**What is being asked:**
In the material below, find every line with "سایر" and pull it out.

**Given data:**
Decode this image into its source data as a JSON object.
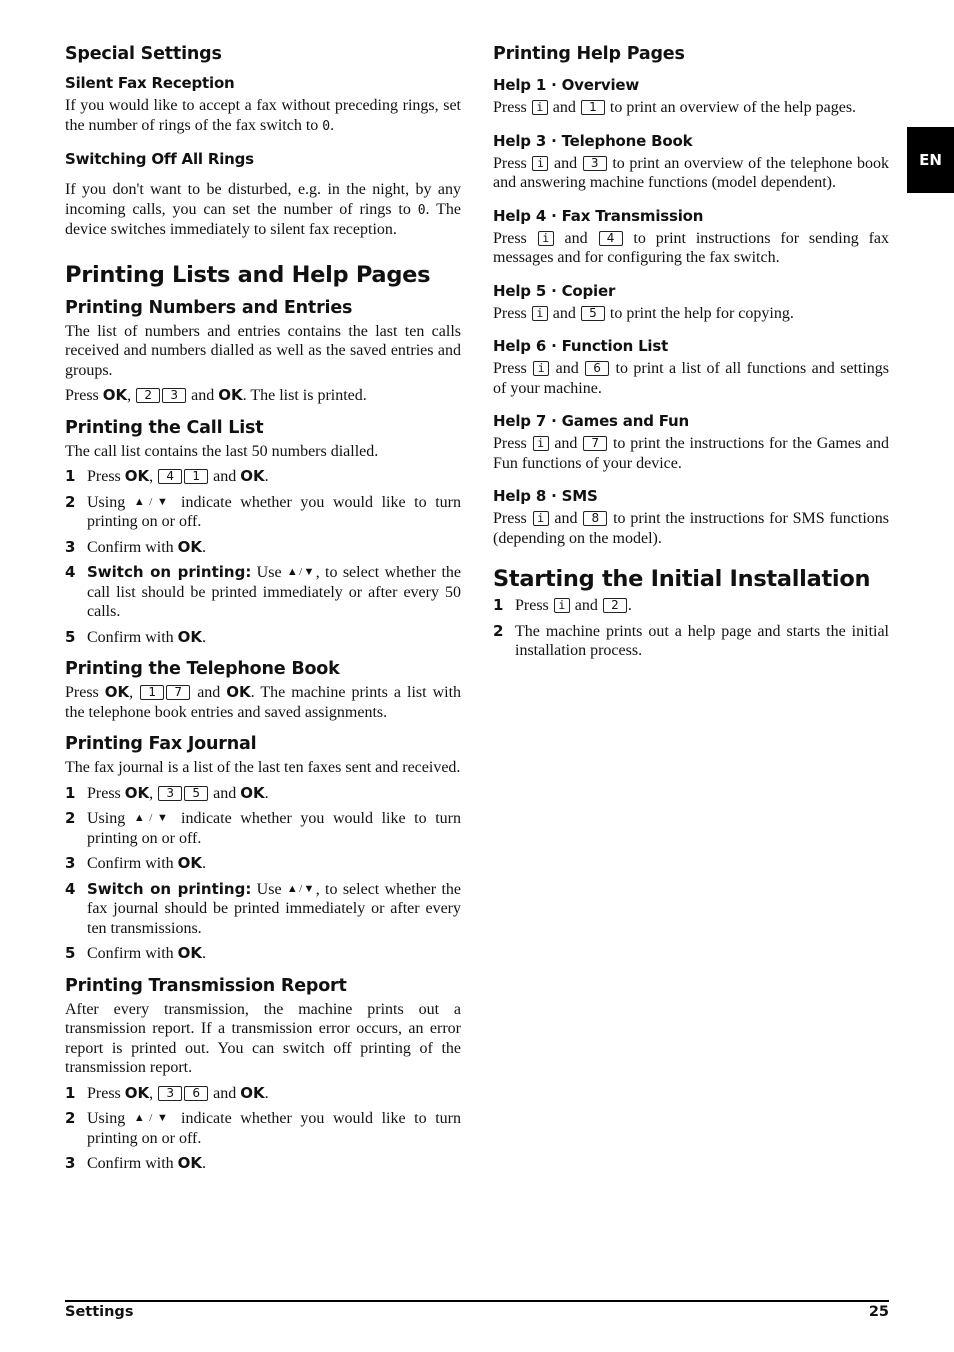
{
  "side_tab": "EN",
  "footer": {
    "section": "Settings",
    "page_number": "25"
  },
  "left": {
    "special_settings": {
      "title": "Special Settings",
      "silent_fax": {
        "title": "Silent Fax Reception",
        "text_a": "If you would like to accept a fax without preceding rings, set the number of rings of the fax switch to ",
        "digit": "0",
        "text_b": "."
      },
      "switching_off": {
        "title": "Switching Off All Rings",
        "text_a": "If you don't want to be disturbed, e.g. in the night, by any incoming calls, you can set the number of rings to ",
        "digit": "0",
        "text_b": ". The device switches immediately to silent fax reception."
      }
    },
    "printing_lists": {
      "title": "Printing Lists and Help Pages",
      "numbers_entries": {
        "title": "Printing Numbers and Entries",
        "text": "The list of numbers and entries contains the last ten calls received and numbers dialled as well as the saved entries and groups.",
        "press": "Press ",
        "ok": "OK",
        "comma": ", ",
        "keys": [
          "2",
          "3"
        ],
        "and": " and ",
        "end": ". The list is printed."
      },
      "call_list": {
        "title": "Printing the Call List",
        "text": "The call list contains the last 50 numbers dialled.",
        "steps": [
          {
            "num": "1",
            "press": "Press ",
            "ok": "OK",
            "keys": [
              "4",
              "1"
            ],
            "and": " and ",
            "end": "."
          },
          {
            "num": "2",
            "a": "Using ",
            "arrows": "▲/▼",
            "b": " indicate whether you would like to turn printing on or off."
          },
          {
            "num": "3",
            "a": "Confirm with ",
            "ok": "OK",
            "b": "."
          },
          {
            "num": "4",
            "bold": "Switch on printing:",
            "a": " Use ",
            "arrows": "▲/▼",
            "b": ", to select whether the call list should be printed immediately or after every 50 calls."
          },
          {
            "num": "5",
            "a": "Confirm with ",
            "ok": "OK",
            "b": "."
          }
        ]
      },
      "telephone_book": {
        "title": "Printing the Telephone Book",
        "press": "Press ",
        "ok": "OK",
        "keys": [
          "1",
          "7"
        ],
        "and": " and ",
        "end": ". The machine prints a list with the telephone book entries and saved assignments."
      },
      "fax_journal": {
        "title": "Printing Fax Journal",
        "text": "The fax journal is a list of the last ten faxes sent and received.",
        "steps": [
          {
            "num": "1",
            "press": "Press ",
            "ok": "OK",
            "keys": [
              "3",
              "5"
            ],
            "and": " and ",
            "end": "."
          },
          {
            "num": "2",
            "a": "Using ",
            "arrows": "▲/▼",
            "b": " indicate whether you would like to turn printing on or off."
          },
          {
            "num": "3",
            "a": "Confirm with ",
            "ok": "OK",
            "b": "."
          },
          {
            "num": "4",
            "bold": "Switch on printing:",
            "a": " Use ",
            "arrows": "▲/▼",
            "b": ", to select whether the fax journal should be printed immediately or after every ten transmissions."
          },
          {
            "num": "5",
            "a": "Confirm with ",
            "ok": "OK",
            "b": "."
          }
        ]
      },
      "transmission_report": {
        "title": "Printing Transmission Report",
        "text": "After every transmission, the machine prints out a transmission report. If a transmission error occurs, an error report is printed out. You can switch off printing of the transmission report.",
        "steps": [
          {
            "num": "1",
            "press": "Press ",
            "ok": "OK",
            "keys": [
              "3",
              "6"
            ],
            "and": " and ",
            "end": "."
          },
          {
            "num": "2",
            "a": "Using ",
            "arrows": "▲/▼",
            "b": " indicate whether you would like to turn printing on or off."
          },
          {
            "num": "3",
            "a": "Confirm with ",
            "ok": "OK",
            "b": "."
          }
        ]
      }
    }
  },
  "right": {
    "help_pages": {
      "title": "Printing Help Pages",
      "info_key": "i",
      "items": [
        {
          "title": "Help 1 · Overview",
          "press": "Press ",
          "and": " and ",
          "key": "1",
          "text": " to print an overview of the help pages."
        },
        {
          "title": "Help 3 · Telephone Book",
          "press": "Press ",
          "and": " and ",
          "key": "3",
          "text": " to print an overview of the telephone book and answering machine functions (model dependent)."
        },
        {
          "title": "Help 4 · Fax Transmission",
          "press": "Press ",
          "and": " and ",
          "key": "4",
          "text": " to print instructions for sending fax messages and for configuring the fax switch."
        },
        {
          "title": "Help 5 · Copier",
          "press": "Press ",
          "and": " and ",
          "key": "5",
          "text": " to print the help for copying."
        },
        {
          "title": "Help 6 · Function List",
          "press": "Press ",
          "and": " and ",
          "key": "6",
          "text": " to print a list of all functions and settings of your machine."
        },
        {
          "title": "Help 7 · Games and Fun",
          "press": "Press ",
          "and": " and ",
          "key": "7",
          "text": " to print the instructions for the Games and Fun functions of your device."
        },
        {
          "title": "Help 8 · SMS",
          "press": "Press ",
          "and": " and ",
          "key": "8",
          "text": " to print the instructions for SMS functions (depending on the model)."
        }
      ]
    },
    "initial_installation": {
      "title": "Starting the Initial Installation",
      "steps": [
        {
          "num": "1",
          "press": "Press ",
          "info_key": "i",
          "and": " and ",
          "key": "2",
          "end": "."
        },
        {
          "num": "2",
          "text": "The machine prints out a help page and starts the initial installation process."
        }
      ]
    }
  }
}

* * *

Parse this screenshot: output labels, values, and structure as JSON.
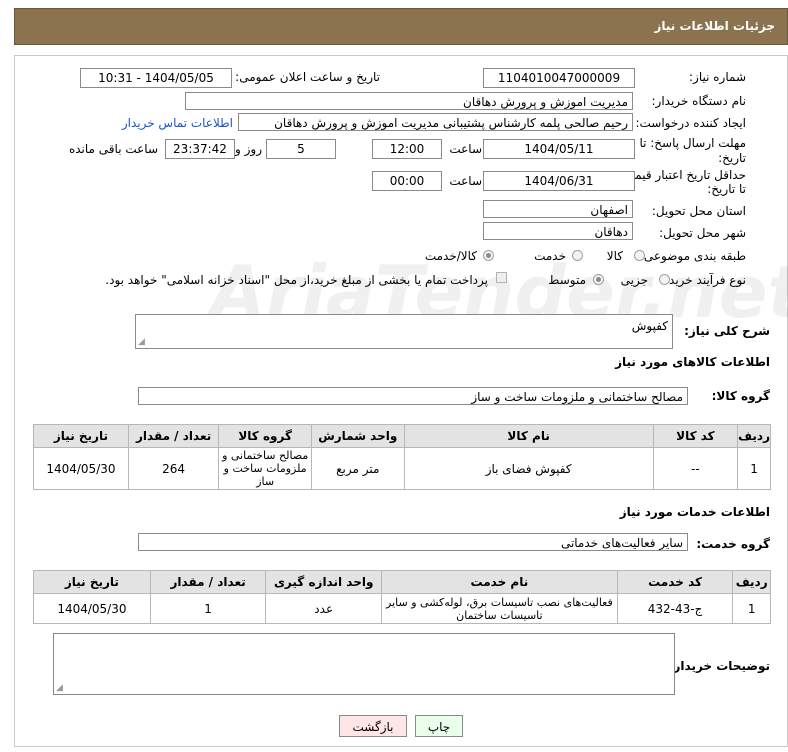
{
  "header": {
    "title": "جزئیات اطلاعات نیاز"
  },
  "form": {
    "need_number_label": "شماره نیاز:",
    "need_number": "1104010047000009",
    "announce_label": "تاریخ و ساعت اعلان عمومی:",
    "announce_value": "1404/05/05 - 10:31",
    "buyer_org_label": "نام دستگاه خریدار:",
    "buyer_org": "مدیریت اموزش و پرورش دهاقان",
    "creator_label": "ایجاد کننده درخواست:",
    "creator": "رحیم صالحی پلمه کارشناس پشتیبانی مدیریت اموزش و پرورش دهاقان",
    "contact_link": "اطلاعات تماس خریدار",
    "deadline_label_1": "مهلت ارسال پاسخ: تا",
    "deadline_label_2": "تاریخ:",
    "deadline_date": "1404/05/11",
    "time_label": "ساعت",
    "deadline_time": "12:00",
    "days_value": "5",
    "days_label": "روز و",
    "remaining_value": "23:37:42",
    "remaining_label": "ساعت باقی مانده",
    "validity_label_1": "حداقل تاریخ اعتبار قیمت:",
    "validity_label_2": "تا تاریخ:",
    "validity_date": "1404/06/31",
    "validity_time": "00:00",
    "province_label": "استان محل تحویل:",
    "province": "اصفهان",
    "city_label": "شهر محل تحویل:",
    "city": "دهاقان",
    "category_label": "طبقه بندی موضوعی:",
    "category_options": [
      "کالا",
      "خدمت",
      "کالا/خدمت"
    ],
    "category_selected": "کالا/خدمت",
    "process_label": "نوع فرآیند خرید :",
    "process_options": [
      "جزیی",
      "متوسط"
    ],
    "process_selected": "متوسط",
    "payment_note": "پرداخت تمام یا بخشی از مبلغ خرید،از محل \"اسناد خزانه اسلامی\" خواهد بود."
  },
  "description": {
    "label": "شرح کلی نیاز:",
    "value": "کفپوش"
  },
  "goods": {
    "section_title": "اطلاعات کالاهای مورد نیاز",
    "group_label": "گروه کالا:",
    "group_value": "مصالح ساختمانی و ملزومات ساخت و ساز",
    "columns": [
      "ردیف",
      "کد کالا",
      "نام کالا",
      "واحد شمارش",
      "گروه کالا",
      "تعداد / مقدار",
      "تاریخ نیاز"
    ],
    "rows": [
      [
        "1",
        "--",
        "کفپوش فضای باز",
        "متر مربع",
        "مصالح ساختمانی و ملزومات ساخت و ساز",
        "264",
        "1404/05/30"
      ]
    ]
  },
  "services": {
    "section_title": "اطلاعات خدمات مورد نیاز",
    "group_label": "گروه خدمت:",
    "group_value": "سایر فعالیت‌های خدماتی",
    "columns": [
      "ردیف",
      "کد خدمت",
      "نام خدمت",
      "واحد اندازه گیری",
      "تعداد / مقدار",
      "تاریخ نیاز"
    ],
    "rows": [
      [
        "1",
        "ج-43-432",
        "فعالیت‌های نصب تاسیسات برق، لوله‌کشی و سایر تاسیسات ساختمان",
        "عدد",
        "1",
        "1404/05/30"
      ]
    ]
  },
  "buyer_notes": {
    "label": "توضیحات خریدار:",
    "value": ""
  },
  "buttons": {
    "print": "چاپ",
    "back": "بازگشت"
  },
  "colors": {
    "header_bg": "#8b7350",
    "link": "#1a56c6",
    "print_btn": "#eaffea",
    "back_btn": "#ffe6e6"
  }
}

...

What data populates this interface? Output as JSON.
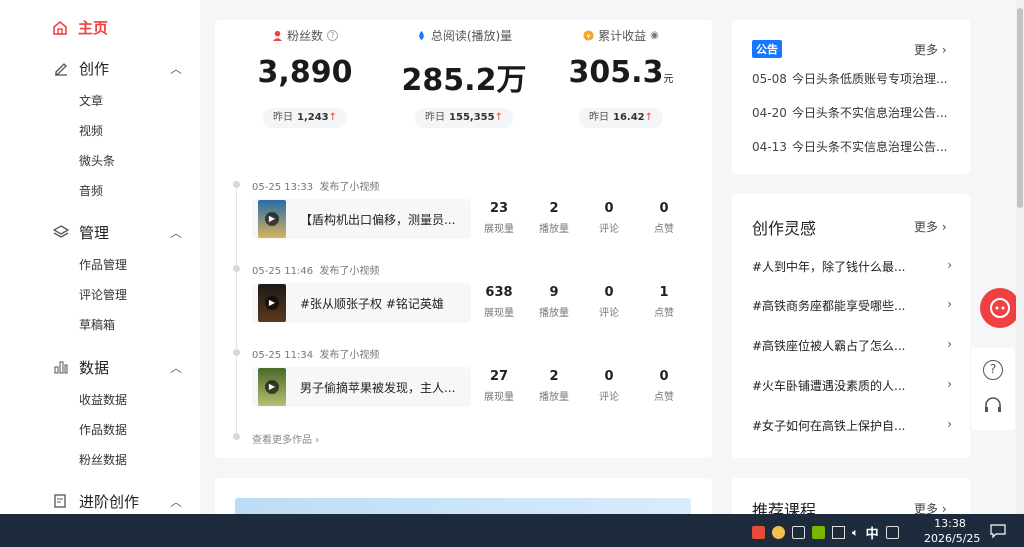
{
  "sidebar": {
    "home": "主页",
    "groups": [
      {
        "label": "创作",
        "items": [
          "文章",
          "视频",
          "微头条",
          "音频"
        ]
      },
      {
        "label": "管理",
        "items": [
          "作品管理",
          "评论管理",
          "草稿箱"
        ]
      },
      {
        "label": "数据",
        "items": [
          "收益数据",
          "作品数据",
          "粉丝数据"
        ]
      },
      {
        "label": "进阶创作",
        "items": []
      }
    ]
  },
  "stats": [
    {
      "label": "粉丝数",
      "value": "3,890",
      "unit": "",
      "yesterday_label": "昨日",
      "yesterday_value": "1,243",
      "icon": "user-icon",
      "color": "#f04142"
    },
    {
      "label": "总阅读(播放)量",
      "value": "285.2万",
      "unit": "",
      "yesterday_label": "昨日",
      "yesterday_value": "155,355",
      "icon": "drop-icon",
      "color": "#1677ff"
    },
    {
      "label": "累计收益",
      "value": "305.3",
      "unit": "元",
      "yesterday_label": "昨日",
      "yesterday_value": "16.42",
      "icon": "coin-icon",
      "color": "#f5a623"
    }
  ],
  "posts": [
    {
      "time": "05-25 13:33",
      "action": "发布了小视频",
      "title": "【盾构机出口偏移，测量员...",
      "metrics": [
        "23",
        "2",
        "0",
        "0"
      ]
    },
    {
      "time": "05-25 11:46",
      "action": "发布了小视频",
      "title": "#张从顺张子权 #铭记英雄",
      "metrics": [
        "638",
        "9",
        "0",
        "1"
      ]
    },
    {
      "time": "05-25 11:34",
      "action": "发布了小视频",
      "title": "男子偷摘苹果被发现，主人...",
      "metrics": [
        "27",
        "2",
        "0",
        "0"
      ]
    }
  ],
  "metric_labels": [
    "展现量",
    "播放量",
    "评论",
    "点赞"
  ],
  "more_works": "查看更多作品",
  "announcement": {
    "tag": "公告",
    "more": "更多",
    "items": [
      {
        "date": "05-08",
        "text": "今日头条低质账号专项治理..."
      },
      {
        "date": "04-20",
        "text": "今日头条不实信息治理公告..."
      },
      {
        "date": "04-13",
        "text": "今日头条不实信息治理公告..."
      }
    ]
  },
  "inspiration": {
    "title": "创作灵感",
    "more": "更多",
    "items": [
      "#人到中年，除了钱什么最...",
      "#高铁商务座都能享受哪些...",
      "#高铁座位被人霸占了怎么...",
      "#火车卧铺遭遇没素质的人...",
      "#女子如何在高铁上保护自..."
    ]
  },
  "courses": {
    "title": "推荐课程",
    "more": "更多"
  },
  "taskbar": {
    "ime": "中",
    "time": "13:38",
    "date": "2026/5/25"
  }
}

**The result:**
    "group_value": "سایر فعالیت‌های خدماتی",
        "فعالیت‌های نصب تاسیسات برق، لوله‌کشی و سایر تاسیسات ساختمان",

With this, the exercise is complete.